- [Exercise] Read the data and repeat it in full, exactly.

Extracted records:
════════════════
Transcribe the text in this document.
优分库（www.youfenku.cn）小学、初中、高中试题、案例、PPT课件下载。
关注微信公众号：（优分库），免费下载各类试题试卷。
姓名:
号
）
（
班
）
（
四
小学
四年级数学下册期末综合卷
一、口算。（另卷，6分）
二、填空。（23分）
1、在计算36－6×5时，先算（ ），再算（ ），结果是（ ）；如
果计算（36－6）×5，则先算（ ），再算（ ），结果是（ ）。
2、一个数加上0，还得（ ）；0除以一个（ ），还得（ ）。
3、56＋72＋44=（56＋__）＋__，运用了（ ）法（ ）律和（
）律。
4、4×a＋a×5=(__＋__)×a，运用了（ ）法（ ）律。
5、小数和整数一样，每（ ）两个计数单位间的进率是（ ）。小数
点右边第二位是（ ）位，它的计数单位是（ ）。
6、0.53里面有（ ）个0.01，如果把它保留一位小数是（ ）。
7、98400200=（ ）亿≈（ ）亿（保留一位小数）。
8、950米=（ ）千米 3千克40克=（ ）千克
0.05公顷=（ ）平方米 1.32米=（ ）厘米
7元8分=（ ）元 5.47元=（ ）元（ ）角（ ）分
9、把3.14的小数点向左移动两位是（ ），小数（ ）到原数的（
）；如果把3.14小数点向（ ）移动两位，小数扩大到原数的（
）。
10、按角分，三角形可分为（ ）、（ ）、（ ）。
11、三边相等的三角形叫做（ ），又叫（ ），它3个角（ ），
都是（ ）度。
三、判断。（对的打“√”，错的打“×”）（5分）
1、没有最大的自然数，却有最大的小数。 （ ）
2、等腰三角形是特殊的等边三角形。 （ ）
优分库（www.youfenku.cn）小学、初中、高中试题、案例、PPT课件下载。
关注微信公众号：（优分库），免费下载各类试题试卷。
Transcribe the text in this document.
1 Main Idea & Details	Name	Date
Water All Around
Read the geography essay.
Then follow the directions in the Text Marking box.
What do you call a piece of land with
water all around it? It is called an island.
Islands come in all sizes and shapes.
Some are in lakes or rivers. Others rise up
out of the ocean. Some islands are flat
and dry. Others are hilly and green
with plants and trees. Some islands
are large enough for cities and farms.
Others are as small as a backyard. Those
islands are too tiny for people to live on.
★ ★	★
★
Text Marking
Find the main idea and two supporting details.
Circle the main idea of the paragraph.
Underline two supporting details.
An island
════════════════
- [Task response]
Transcribe the text in this document.
优分库（www.youfenku.cn）小学、初中、高中试题、案例、PPT课件下载。
关注微信公众号：（优分库），免费下载各类试题试卷。
姓名:
号
）
（
班
）
（
四
小学
四年级数学下册期末综合卷
一、口算。（另卷，6分）
二、填空。（23分）
1、在计算36－6×5时，先算（ ），再算（ ），结果是（ ）；如
果计算（36－6）×5，则先算（ ），再算（ ），结果是（ ）。
2、一个数加上0，还得（ ）；0除以一个（ ），还得（ ）。
3、56＋72＋44=（56＋__）＋__，运用了（ ）法（ ）律和（
）律。
4、4×a＋a×5=(__＋__)×a，运用了（ ）法（ ）律。
5、小数和整数一样，每（ ）两个计数单位间的进率是（ ）。小数
点右边第二位是（ ）位，它的计数单位是（ ）。
6、0.53里面有（ ）个0.01，如果把它保留一位小数是（ ）。
7、98400200=（ ）亿≈（ ）亿（保留一位小数）。
8、950米=（ ）千米 3千克40克=（ ）千克
0.05公顷=（ ）平方米 1.32米=（ ）厘米
7元8分=（ ）元 5.47元=（ ）元（ ）角（ ）分
9、把3.14的小数点向左移动两位是（ ），小数（ ）到原数的（
）；如果把3.14小数点向（ ）移动两位，小数扩大到原数的（
）。
10、按角分，三角形可分为（ ）、（ ）、（ ）。
11、三边相等的三角形叫做（ ），又叫（ ），它3个角（ ），
都是（ ）度。
三、判断。（对的打“√”，错的打“×”）（5分）
1、没有最大的自然数，却有最大的小数。 （ ）
2、等腰三角形是特殊的等边三角形。 （ ）
优分库（www.youfenku.cn）小学、初中、高中试题、案例、PPT课件下载。
关注微信公众号：（优分库），免费下载各类试题试卷。
Transcribe the text in this document.
1 Main Idea & Details	Name	Date
Water All Around
Read the geography essay.
Then follow the directions in the Text Marking box.
What do you call a piece of land with
water all around it? It is called an island.
Islands come in all sizes and shapes.
Some are in lakes or rivers. Others rise up
out of the ocean. Some islands are flat
and dry. Others are hilly and green
with plants and trees. Some islands
are large enough for cities and farms.
Others are as small as a backyard. Those
islands are too tiny for people to live on.
★ ★	★
★
Text Marking
Find the main idea and two supporting details.
Circle the main idea of the paragraph.
Underline two supporting details.
An island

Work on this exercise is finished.